- **INSTRUCTIONS FOR THE TASK**: How many lines below contain the word "this"? Reply solely with the number.

*** Opening TASK MATERIAL ***

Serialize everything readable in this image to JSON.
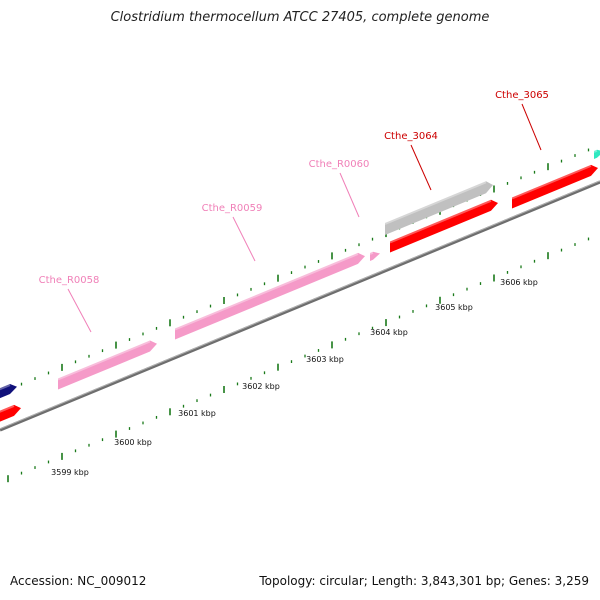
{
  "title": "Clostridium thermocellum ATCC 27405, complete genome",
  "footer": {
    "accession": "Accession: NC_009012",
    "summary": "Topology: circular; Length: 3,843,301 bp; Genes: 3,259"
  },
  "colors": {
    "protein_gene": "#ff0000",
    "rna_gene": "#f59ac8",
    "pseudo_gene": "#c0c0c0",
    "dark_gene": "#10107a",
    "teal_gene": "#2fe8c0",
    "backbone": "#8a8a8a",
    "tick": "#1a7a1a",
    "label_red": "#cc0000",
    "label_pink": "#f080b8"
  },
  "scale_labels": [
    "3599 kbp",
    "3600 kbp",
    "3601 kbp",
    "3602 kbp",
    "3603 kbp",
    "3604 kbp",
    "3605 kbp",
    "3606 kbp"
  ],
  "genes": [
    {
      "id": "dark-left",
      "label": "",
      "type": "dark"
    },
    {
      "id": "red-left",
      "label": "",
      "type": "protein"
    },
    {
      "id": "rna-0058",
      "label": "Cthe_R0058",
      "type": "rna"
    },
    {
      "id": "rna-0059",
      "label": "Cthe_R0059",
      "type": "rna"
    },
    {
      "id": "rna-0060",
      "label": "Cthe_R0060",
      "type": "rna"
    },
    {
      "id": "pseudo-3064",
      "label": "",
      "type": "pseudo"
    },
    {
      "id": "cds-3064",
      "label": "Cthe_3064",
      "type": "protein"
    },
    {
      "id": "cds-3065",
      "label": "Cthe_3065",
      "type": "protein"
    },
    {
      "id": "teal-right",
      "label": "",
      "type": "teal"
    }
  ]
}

*** Closing TASK MATERIAL ***
*** Opening TASK MATERIAL ***

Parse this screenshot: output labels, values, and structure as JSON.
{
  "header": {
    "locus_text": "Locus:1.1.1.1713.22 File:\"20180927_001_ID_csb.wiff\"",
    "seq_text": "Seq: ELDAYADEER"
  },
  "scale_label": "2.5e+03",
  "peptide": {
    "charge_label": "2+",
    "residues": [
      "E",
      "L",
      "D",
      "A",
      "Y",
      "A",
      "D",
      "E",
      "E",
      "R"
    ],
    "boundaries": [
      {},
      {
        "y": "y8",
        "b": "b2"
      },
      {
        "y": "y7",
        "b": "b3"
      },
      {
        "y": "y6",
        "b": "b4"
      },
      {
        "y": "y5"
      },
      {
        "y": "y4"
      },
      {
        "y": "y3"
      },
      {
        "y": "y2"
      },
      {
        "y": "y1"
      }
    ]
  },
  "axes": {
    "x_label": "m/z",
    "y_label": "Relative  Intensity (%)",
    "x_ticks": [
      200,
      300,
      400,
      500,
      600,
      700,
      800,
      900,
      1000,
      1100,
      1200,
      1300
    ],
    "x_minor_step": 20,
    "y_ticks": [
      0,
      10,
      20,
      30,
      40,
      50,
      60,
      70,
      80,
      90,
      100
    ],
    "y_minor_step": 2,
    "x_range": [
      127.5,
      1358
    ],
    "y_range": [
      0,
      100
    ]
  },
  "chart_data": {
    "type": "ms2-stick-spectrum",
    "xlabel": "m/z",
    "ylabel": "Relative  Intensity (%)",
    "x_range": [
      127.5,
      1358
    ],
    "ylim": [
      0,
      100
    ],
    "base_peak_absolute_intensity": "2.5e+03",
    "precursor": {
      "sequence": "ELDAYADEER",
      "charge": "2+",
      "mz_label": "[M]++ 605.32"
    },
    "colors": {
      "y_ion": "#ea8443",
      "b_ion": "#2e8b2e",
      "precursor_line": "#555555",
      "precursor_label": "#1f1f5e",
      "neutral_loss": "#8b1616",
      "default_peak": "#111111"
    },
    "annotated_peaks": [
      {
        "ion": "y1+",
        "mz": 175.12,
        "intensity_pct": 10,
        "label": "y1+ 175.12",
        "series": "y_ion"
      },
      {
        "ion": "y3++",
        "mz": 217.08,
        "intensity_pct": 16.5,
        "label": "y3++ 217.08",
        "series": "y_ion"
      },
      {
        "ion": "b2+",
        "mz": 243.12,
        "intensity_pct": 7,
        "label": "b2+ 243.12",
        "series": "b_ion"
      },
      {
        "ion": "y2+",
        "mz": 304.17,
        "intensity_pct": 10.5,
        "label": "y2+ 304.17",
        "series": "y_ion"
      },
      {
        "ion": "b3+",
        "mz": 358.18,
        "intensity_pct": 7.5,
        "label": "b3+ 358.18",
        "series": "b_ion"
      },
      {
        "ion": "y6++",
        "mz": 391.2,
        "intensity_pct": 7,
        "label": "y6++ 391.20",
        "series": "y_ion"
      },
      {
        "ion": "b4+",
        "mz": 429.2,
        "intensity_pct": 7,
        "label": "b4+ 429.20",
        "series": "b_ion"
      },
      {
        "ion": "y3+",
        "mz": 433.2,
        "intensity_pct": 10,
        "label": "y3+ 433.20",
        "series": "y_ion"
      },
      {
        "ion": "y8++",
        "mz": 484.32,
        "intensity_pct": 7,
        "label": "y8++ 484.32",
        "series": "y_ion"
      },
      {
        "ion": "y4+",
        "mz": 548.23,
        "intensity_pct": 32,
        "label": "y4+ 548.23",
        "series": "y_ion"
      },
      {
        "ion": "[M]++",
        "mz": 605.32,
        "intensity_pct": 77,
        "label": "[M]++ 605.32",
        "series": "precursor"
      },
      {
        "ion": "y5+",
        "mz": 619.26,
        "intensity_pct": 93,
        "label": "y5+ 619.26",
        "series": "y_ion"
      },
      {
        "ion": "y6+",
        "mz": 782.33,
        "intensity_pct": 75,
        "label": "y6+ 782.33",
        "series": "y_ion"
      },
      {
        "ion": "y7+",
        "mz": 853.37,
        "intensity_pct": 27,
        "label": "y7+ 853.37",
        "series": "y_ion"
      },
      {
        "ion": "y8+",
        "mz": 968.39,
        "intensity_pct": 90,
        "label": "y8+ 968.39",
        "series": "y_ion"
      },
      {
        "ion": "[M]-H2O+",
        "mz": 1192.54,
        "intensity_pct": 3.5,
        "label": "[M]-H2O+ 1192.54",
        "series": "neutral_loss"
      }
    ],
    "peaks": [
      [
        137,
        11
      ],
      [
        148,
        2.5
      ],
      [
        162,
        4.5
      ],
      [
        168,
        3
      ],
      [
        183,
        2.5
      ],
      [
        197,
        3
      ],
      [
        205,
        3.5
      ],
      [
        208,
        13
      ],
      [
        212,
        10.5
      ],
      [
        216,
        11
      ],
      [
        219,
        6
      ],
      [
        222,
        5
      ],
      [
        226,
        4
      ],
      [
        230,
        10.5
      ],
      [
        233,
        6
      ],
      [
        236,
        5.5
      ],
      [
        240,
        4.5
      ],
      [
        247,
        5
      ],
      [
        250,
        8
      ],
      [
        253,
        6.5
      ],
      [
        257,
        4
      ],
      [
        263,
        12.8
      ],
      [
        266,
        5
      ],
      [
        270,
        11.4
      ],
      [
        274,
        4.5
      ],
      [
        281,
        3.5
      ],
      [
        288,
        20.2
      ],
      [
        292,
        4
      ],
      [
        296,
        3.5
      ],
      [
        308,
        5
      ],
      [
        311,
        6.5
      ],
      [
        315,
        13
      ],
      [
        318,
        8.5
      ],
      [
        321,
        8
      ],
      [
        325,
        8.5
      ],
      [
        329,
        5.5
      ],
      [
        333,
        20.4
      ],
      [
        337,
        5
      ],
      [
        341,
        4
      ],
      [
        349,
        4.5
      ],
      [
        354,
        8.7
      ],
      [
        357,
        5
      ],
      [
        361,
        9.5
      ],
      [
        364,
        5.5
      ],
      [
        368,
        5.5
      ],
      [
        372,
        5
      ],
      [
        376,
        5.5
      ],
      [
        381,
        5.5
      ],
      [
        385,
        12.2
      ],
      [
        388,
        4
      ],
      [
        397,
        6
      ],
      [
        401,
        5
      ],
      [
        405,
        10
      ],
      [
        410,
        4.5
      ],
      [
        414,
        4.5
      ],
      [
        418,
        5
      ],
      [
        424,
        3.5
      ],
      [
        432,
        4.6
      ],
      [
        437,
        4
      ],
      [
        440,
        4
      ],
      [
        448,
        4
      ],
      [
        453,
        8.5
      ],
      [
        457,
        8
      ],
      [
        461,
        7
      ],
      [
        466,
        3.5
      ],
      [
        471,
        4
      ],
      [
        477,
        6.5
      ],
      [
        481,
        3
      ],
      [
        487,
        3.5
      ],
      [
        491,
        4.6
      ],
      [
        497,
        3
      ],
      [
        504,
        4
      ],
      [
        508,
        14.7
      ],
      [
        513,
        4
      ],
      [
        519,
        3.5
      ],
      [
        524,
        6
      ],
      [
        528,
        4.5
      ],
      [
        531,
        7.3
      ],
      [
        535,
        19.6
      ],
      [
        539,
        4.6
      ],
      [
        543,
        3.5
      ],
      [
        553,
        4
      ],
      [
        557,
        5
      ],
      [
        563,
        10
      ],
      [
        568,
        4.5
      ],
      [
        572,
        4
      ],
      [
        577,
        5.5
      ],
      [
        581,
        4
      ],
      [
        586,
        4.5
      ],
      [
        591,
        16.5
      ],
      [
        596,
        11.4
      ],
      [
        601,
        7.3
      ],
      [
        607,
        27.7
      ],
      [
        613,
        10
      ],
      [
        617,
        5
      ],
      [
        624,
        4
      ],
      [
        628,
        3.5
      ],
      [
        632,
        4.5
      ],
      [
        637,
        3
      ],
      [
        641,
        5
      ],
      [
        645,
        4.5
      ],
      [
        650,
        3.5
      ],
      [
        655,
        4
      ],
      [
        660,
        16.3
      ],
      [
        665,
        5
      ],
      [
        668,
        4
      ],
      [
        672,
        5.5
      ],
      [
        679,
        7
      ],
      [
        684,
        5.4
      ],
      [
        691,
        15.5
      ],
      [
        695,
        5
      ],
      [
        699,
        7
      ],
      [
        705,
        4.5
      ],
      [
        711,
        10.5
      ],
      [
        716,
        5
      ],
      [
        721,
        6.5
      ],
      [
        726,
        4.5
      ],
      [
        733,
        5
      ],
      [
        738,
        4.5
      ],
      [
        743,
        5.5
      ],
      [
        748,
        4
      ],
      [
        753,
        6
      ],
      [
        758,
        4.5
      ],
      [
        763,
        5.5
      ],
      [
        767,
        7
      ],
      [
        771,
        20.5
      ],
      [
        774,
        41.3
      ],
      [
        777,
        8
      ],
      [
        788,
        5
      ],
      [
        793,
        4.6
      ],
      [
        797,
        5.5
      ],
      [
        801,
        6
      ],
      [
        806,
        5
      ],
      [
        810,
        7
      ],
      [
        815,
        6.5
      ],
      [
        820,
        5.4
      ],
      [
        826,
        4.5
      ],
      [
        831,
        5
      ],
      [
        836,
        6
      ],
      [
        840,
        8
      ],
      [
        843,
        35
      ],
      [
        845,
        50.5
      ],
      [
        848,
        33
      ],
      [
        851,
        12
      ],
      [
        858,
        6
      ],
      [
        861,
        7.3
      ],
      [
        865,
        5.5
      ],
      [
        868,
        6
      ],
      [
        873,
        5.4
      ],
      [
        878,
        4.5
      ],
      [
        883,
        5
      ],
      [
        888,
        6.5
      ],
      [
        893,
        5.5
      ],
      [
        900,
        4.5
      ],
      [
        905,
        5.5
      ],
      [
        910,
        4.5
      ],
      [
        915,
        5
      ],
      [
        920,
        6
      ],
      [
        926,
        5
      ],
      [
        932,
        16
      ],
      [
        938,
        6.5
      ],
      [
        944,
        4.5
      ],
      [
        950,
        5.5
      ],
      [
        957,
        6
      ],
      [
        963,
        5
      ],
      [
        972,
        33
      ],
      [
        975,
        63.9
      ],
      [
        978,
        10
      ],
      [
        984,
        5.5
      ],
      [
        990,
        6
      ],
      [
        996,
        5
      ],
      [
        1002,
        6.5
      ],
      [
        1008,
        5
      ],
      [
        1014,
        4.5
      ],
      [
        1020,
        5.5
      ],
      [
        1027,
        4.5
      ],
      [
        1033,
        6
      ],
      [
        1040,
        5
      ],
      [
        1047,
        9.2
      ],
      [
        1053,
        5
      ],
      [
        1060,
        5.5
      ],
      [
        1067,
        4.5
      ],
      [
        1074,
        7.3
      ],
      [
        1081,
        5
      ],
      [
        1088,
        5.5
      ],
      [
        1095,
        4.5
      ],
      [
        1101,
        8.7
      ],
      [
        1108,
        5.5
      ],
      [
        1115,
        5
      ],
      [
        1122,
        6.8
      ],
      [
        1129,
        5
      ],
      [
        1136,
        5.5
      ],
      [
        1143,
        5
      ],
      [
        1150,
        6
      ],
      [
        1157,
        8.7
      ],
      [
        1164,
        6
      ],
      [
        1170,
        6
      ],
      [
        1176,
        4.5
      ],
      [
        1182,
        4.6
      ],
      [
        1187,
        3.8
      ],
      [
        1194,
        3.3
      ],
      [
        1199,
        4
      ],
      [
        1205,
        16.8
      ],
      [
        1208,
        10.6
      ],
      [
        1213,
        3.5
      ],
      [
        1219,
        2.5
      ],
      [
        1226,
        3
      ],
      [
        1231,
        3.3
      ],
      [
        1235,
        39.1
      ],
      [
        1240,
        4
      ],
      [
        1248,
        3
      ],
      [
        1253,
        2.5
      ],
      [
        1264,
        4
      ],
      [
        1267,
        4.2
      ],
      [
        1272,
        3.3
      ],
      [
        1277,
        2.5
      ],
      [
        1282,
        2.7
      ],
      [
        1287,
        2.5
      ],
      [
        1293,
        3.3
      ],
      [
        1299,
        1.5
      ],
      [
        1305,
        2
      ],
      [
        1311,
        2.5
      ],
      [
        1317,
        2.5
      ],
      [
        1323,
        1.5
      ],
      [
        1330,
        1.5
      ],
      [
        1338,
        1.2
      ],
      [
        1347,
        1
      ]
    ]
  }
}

*** Closing TASK MATERIAL ***
*** Opening TASK MATERIAL ***

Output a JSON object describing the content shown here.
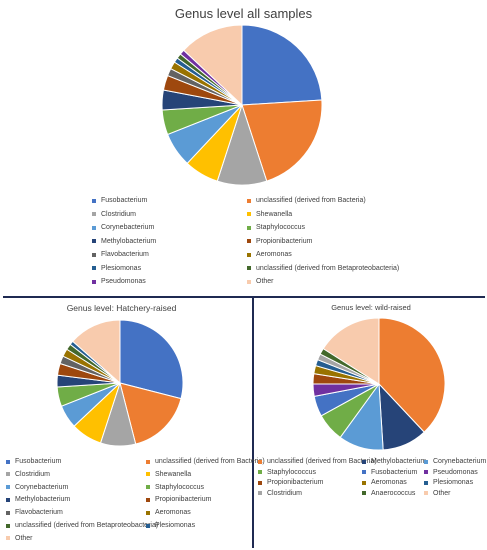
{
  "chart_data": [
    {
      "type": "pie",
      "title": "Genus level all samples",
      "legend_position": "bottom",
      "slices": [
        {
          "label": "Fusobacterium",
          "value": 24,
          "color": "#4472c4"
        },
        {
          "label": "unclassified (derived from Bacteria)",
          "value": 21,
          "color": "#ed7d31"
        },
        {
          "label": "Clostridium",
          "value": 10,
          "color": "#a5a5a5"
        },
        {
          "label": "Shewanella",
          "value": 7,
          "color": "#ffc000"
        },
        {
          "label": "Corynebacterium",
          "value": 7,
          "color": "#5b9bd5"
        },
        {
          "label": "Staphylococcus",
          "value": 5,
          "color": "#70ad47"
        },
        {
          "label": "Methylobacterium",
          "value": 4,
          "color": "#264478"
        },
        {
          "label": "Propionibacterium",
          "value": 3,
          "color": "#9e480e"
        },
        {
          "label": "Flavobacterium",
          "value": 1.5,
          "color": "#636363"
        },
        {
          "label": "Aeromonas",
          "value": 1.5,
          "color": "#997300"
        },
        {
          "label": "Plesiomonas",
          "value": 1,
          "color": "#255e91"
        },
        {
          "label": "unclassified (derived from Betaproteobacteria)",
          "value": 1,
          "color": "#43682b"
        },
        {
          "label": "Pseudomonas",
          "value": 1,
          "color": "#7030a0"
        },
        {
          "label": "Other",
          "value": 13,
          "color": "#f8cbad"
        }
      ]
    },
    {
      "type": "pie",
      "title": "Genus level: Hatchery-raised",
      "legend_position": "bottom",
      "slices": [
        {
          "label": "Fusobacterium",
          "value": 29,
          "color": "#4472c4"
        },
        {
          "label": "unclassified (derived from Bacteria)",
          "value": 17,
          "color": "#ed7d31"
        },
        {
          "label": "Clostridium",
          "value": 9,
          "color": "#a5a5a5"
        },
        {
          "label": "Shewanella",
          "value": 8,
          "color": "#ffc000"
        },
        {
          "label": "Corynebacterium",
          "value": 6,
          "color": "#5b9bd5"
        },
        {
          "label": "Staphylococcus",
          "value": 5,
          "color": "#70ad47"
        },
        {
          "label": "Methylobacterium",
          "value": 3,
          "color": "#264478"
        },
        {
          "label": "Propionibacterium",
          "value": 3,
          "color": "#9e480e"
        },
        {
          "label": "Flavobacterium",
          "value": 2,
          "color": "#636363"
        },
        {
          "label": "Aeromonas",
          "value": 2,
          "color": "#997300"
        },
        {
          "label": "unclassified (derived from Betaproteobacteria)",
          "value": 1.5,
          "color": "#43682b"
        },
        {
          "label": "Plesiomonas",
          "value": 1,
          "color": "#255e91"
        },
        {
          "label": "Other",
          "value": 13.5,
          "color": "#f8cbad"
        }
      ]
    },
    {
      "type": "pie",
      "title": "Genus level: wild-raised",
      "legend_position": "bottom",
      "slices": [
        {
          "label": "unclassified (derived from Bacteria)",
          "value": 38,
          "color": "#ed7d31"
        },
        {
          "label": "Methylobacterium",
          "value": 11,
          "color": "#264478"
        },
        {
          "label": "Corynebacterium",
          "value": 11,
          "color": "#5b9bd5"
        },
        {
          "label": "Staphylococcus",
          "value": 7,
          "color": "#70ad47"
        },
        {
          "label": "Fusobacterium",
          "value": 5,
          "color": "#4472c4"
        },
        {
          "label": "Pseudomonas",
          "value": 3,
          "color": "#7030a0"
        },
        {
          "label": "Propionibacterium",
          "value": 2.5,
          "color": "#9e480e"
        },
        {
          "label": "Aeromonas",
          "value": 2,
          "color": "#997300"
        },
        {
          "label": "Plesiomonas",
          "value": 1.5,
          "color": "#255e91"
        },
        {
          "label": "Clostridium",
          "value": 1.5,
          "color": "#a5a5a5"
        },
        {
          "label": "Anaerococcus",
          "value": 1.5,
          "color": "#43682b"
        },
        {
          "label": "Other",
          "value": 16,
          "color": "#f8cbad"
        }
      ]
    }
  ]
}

*** Closing TASK MATERIAL ***

- **FINISHED EXERCISE**: 2